To do: Quote the records that follow in full, leaving the pictures out.

Provided records:
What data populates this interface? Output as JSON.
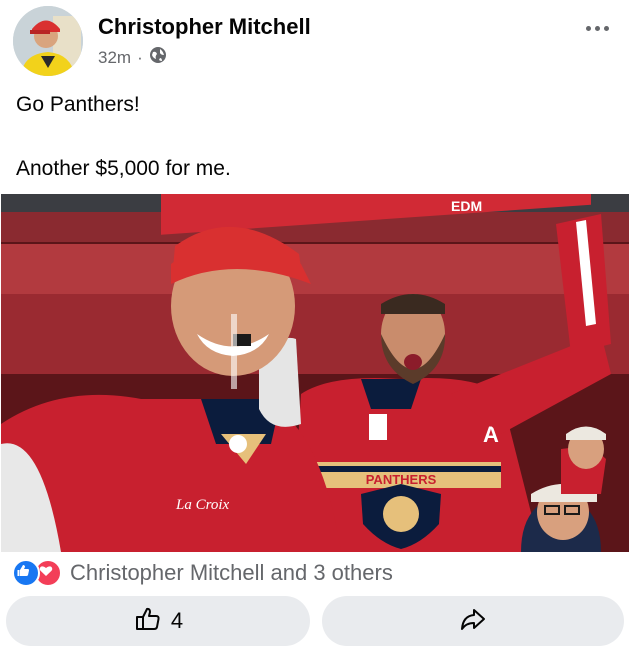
{
  "post": {
    "author": "Christopher Mitchell",
    "time": "32m",
    "separator": "·",
    "text_line1": "Go Panthers!",
    "text_line2": "Another $5,000 for me."
  },
  "photo": {
    "arena_sign": "EDM",
    "jersey_text": "PANTHERS",
    "captain_letter": "A",
    "sponsor_patch": "La Croix"
  },
  "reactions": {
    "summary": "Christopher Mitchell and 3 others",
    "types": [
      "like-icon",
      "love-icon"
    ]
  },
  "actions": {
    "like_count": "4"
  },
  "colors": {
    "like_blue": "#1877f2",
    "love_red": "#f33e58",
    "secondary_text": "#65676b",
    "button_bg": "#e9ebee"
  }
}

Answer to the exercise:
What data populates this interface? Output as JSON.
{
  "post": {
    "author": "Christopher Mitchell",
    "time": "32m",
    "separator": "·",
    "text_line1": "Go Panthers!",
    "text_line2": "Another $5,000 for me."
  },
  "photo": {
    "arena_sign": "EDM",
    "jersey_text": "PANTHERS",
    "captain_letter": "A",
    "sponsor_patch": "La Croix"
  },
  "reactions": {
    "summary": "Christopher Mitchell and 3 others",
    "types": [
      "like-icon",
      "love-icon"
    ]
  },
  "actions": {
    "like_count": "4"
  },
  "colors": {
    "like_blue": "#1877f2",
    "love_red": "#f33e58",
    "secondary_text": "#65676b",
    "button_bg": "#e9ebee"
  }
}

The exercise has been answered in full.